INSTRUCTIONS TO FOLLOW: Every record should be repeated exactly, except that pictures are left out.

[Items from a data source]
▬▬▬
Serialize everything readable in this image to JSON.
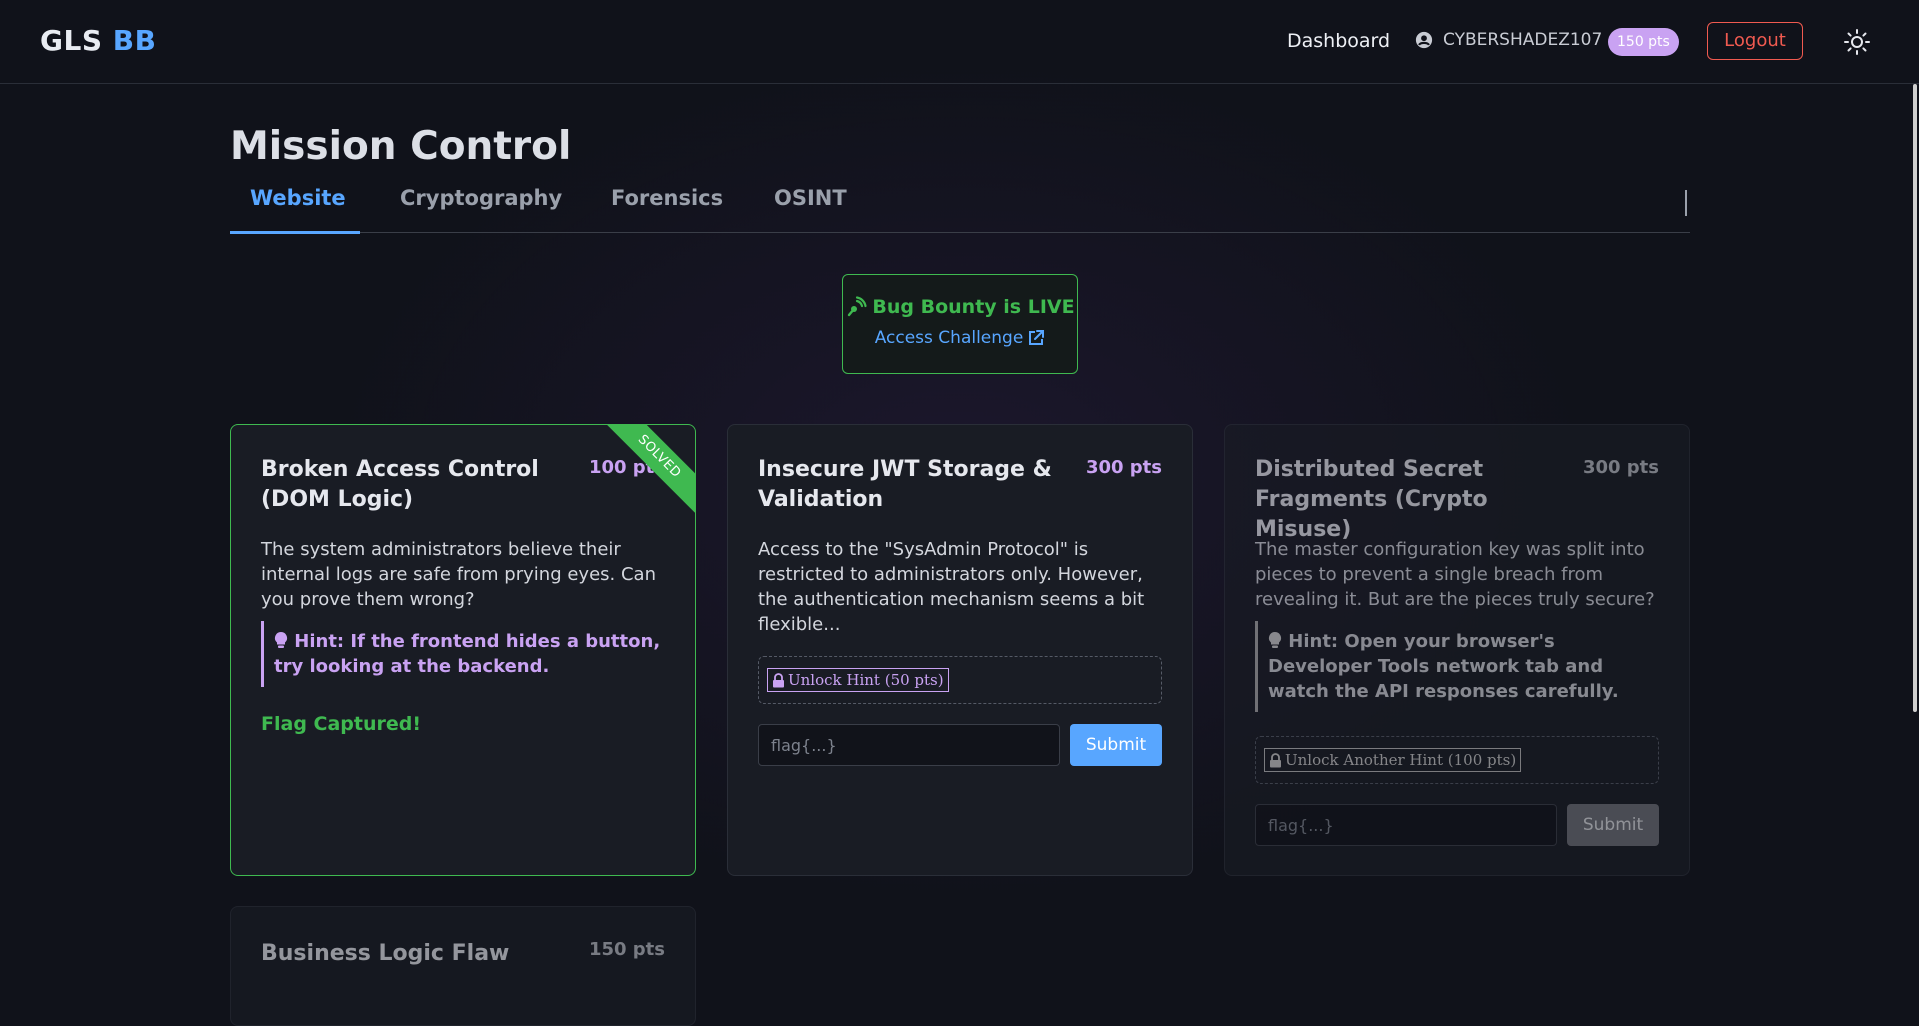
{
  "header": {
    "logo_main": "GLS",
    "logo_accent": "BB",
    "nav_dashboard": "Dashboard",
    "username": "CYBERSHADEZ107",
    "points_badge": "150 pts",
    "logout_label": "Logout"
  },
  "page_title": "Mission Control",
  "tabs": [
    {
      "label": "Website",
      "active": true
    },
    {
      "label": "Cryptography",
      "active": false
    },
    {
      "label": "Forensics",
      "active": false
    },
    {
      "label": "OSINT",
      "active": false
    }
  ],
  "bounty": {
    "title": "Bug Bounty is LIVE",
    "link": "Access Challenge"
  },
  "cards": [
    {
      "title": "Broken Access Control (DOM Logic)",
      "points": "100 pts",
      "ribbon": "SOLVED",
      "description": "The system administrators believe their internal logs are safe from prying eyes. Can you prove them wrong?",
      "hint": "Hint: If the frontend hides a button, try looking at the backend.",
      "status": "Flag Captured!"
    },
    {
      "title": "Insecure JWT Storage & Validation",
      "points": "300 pts",
      "description": "Access to the \"SysAdmin Protocol\" is restricted to administrators only. However, the authentication mechanism seems a bit flexible...",
      "unlock_label": "Unlock Hint (50 pts)",
      "flag_placeholder": "flag{...}",
      "submit_label": "Submit"
    },
    {
      "title": "Distributed Secret Fragments (Crypto Misuse)",
      "points": "300 pts",
      "description": "The master configuration key was split into pieces to prevent a single breach from revealing it. But are the pieces truly secure?",
      "hint": "Hint: Open your browser's Developer Tools network tab and watch the API responses carefully.",
      "unlock_label": "Unlock Another Hint (100 pts)",
      "flag_placeholder": "flag{...}",
      "submit_label": "Submit"
    },
    {
      "title": "Business Logic Flaw",
      "points": "150 pts"
    }
  ],
  "colors": {
    "accent_blue": "#58a6ff",
    "success_green": "#3fb950",
    "points_purple": "#c9a2f2",
    "danger_red": "#f05a50"
  }
}
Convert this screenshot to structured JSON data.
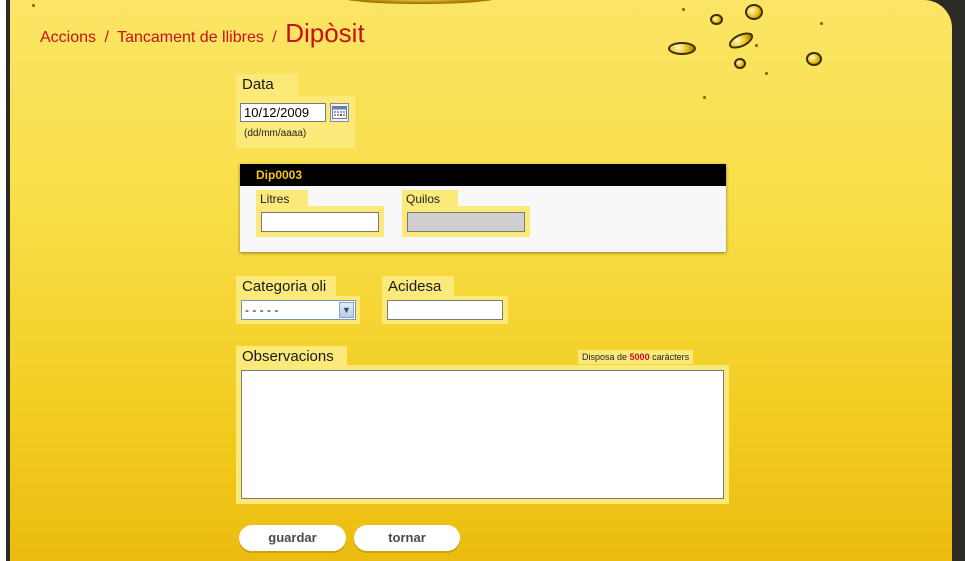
{
  "breadcrumb": {
    "item1": "Accions",
    "separator": "/",
    "item2": "Tancament de llibres",
    "current": "Dipòsit"
  },
  "date": {
    "label": "Data",
    "value": "10/12/2009",
    "format_hint": "(dd/mm/aaaa)"
  },
  "deposit": {
    "code": "Dip0003",
    "litres_label": "Litres",
    "litres_value": "",
    "quilos_label": "Quilos",
    "quilos_value": ""
  },
  "category": {
    "label": "Categoria oli",
    "selected": "- - - - -"
  },
  "acidity": {
    "label": "Acidesa",
    "value": ""
  },
  "observations": {
    "label": "Observacions",
    "counter_prefix": "Disposa de",
    "counter_value": "5000",
    "counter_suffix": "caràcters",
    "value": ""
  },
  "buttons": {
    "save": "guardar",
    "back": "tornar"
  },
  "colors": {
    "accent_red": "#c8101a",
    "field_bg": "#fbe97a",
    "header_black": "#000000",
    "header_text": "#f5c518"
  },
  "icons": {
    "calendar": "calendar-icon",
    "dropdown": "chevron-down-icon"
  }
}
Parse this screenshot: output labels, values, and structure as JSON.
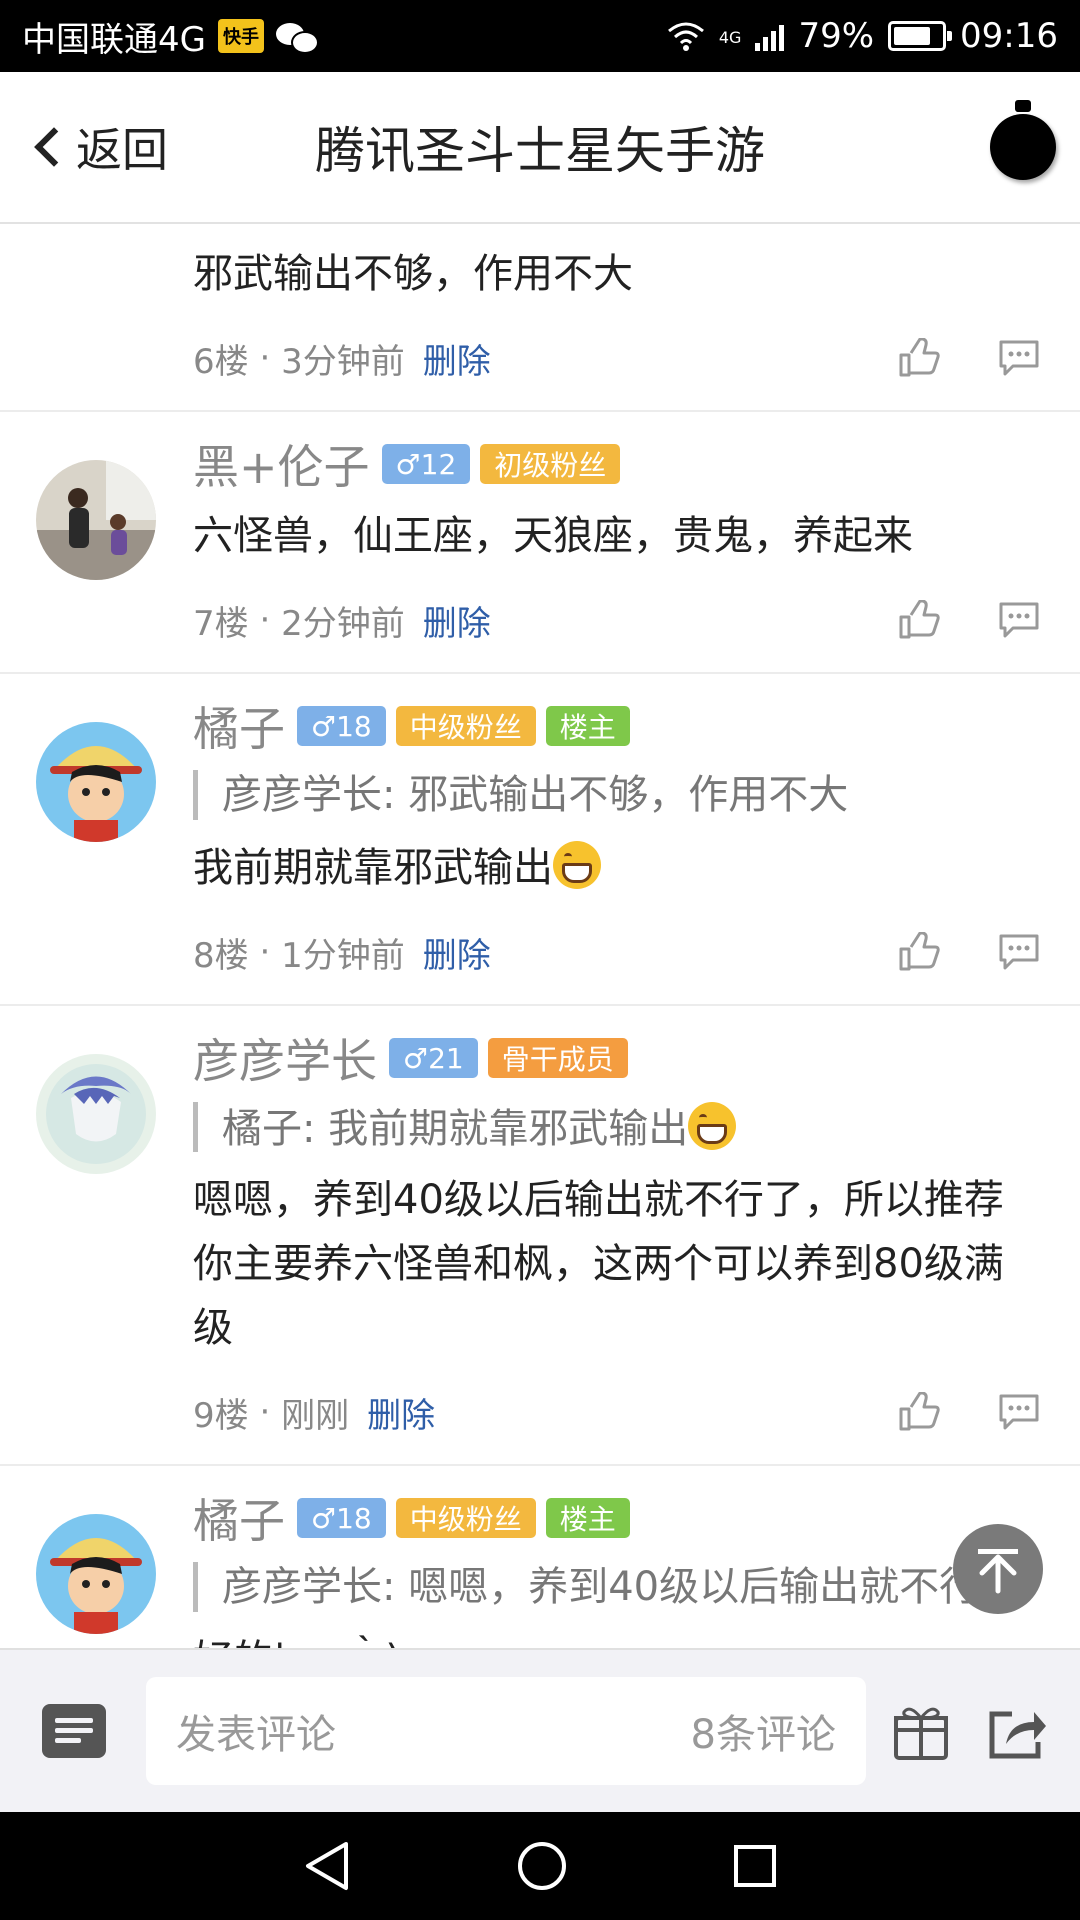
{
  "status_bar": {
    "carrier": "中国联通4G",
    "app_badge": "快手",
    "network": "4G",
    "battery": "79%",
    "battery_level": 0.79,
    "time": "09:16"
  },
  "header": {
    "back_label": "返回",
    "title": "腾讯圣斗士星矢手游"
  },
  "top_comment": {
    "content": "邪武输出不够，作用不大",
    "floor": "6楼",
    "time": "3分钟前",
    "delete_label": "删除"
  },
  "comments": [
    {
      "user": "黑+伦子",
      "level": "♂12",
      "badges": [
        {
          "text": "初级粉丝",
          "color": "#f3b83f"
        }
      ],
      "content": "六怪兽，仙王座，天狼座，贵鬼，养起来",
      "floor": "7楼",
      "time": "2分钟前",
      "delete_label": "删除"
    },
    {
      "user": "橘子",
      "level": "♂18",
      "badges": [
        {
          "text": "中级粉丝",
          "color": "#f3b83f"
        },
        {
          "text": "楼主",
          "color": "#7fc84a"
        }
      ],
      "quote": "彦彦学长: 邪武输出不够，作用不大",
      "content": "我前期就靠邪武输出",
      "floor": "8楼",
      "time": "1分钟前",
      "delete_label": "删除"
    },
    {
      "user": "彦彦学长",
      "level": "♂21",
      "badges": [
        {
          "text": "骨干成员",
          "color": "#f49d40"
        }
      ],
      "quote": "橘子: 我前期就靠邪武输出",
      "content": "嗯嗯，养到40级以后输出就不行了，所以推荐你主要养六怪兽和枫，这两个可以养到80级满级",
      "floor": "9楼",
      "time": "刚刚",
      "delete_label": "删除"
    },
    {
      "user": "橘子",
      "level": "♂18",
      "badges": [
        {
          "text": "中级粉丝",
          "color": "#f3b83f"
        },
        {
          "text": "楼主",
          "color": "#7fc84a"
        }
      ],
      "quote": "彦彦学长: 嗯嗯，养到40级以后输出就不行...",
      "content": "好的|·ω·｀)"
    }
  ],
  "bottom_bar": {
    "input_placeholder": "发表评论",
    "comment_count": "8条评论"
  },
  "colors": {
    "link_blue": "#2f5ea8",
    "level_blue": "#7eb0e8",
    "fan_orange": "#f3b83f",
    "core_orange": "#f49d40",
    "owner_green": "#7fc84a"
  }
}
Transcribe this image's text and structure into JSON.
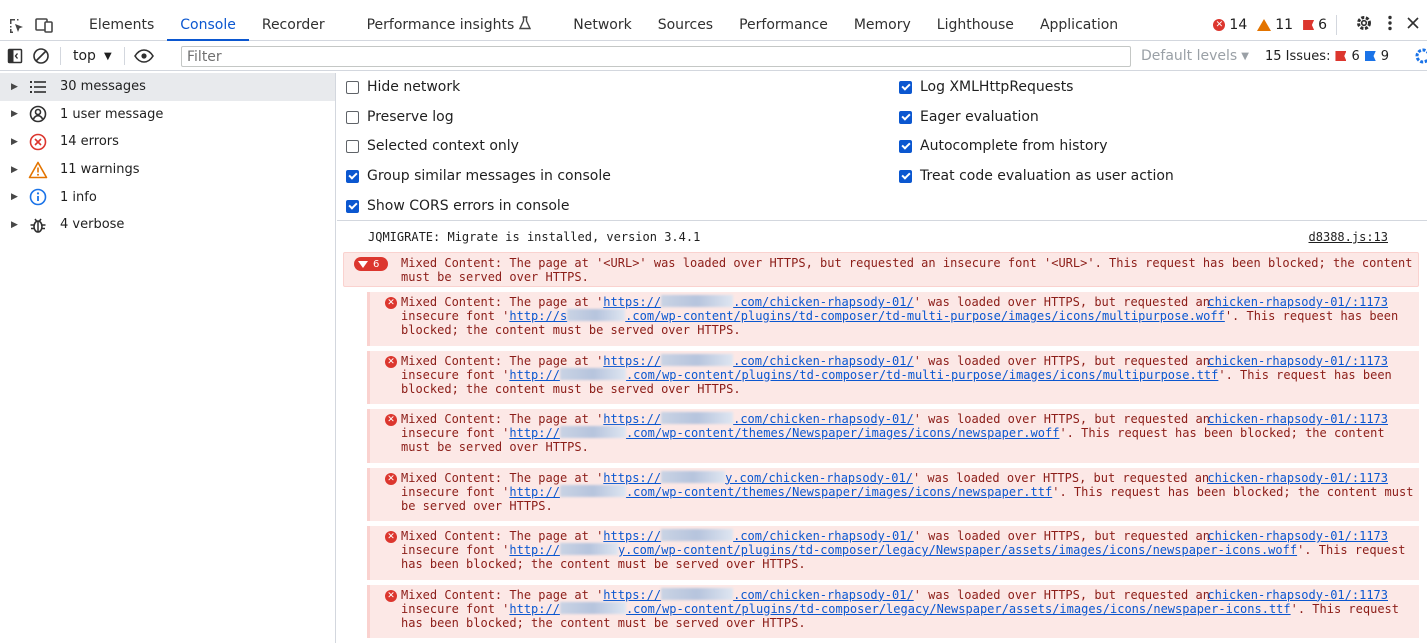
▬▬▬
RESULT:
Serialize everything readable in this image to JSON.
{
  "header": {
    "logo_main": "GLS",
    "logo_accent": "BB",
    "nav_dashboard": "Dashboard",
    "username": "CYBERSHADEZ107",
    "points_badge": "150 pts",
    "logout_label": "Logout"
  },
  "page_title": "Mission Control",
  "tabs": [
    {
      "label": "Website",
      "active": true
    },
    {
      "label": "Cryptography",
      "active": false
    },
    {
      "label": "Forensics",
      "active": false
    },
    {
      "label": "OSINT",
      "active": false
    }
  ],
  "bounty": {
    "title": "Bug Bounty is LIVE",
    "link": "Access Challenge"
  },
  "cards": [
    {
      "title": "Broken Access Control (DOM Logic)",
      "points": "100 pts",
      "ribbon": "SOLVED",
      "description": "The system administrators believe their internal logs are safe from prying eyes. Can you prove them wrong?",
      "hint": "Hint: If the frontend hides a button, try looking at the backend.",
      "status": "Flag Captured!"
    },
    {
      "title": "Insecure JWT Storage & Validation",
      "points": "300 pts",
      "description": "Access to the \"SysAdmin Protocol\" is restricted to administrators only. However, the authentication mechanism seems a bit flexible...",
      "unlock_label": "Unlock Hint (50 pts)",
      "flag_placeholder": "flag{...}",
      "submit_label": "Submit"
    },
    {
      "title": "Distributed Secret Fragments (Crypto Misuse)",
      "points": "300 pts",
      "description": "The master configuration key was split into pieces to prevent a single breach from revealing it. But are the pieces truly secure?",
      "hint": "Hint: Open your browser's Developer Tools network tab and watch the API responses carefully.",
      "unlock_label": "Unlock Another Hint (100 pts)",
      "flag_placeholder": "flag{...}",
      "submit_label": "Submit"
    },
    {
      "title": "Business Logic Flaw",
      "points": "150 pts"
    }
  ],
  "colors": {
    "accent_blue": "#58a6ff",
    "success_green": "#3fb950",
    "points_purple": "#c9a2f2",
    "danger_red": "#f05a50"
  }
}
Convert this screenshot to structured JSON data.
{
  "breadcrumb": {
    "item1": "Accions",
    "separator": "/",
    "item2": "Tancament de llibres",
    "current": "Dipòsit"
  },
  "date": {
    "label": "Data",
    "value": "10/12/2009",
    "format_hint": "(dd/mm/aaaa)"
  },
  "deposit": {
    "code": "Dip0003",
    "litres_label": "Litres",
    "litres_value": "",
    "quilos_label": "Quilos",
    "quilos_value": ""
  },
  "category": {
    "label": "Categoria oli",
    "selected": "- - - - -"
  },
  "acidity": {
    "label": "Acidesa",
    "value": ""
  },
  "observations": {
    "label": "Observacions",
    "counter_prefix": "Disposa de",
    "counter_value": "5000",
    "counter_suffix": "caràcters",
    "value": ""
  },
  "buttons": {
    "save": "guardar",
    "back": "tornar"
  },
  "colors": {
    "accent_red": "#c8101a",
    "field_bg": "#fbe97a",
    "header_black": "#000000",
    "header_text": "#f5c518"
  },
  "icons": {
    "calendar": "calendar-icon",
    "dropdown": "chevron-down-icon"
  }
}
Parse this screenshot: output labels, values, and structure as JSON.
{
  "status_bar": {
    "carrier": "中国联通4G",
    "app_badge": "快手",
    "network": "4G",
    "battery": "79%",
    "battery_level": 0.79,
    "time": "09:16"
  },
  "header": {
    "back_label": "返回",
    "title": "腾讯圣斗士星矢手游"
  },
  "top_comment": {
    "content": "邪武输出不够，作用不大",
    "floor": "6楼",
    "time": "3分钟前",
    "delete_label": "删除"
  },
  "comments": [
    {
      "user": "黑+伦子",
      "level": "♂12",
      "badges": [
        {
          "text": "初级粉丝",
          "color": "#f3b83f"
        }
      ],
      "content": "六怪兽，仙王座，天狼座，贵鬼，养起来",
      "floor": "7楼",
      "time": "2分钟前",
      "delete_label": "删除"
    },
    {
      "user": "橘子",
      "level": "♂18",
      "badges": [
        {
          "text": "中级粉丝",
          "color": "#f3b83f"
        },
        {
          "text": "楼主",
          "color": "#7fc84a"
        }
      ],
      "quote": "彦彦学长: 邪武输出不够，作用不大",
      "content": "我前期就靠邪武输出",
      "floor": "8楼",
      "time": "1分钟前",
      "delete_label": "删除"
    },
    {
      "user": "彦彦学长",
      "level": "♂21",
      "badges": [
        {
          "text": "骨干成员",
          "color": "#f49d40"
        }
      ],
      "quote": "橘子: 我前期就靠邪武输出",
      "content": "嗯嗯，养到40级以后输出就不行了，所以推荐你主要养六怪兽和枫，这两个可以养到80级满级",
      "floor": "9楼",
      "time": "刚刚",
      "delete_label": "删除"
    },
    {
      "user": "橘子",
      "level": "♂18",
      "badges": [
        {
          "text": "中级粉丝",
          "color": "#f3b83f"
        },
        {
          "text": "楼主",
          "color": "#7fc84a"
        }
      ],
      "quote": "彦彦学长: 嗯嗯，养到40级以后输出就不行...",
      "content": "好的|·ω·｀)"
    }
  ],
  "bottom_bar": {
    "input_placeholder": "发表评论",
    "comment_count": "8条评论"
  },
  "colors": {
    "link_blue": "#2f5ea8",
    "level_blue": "#7eb0e8",
    "fan_orange": "#f3b83f",
    "core_orange": "#f49d40",
    "owner_green": "#7fc84a"
  }
}
Transcribe this image's text and structure into JSON.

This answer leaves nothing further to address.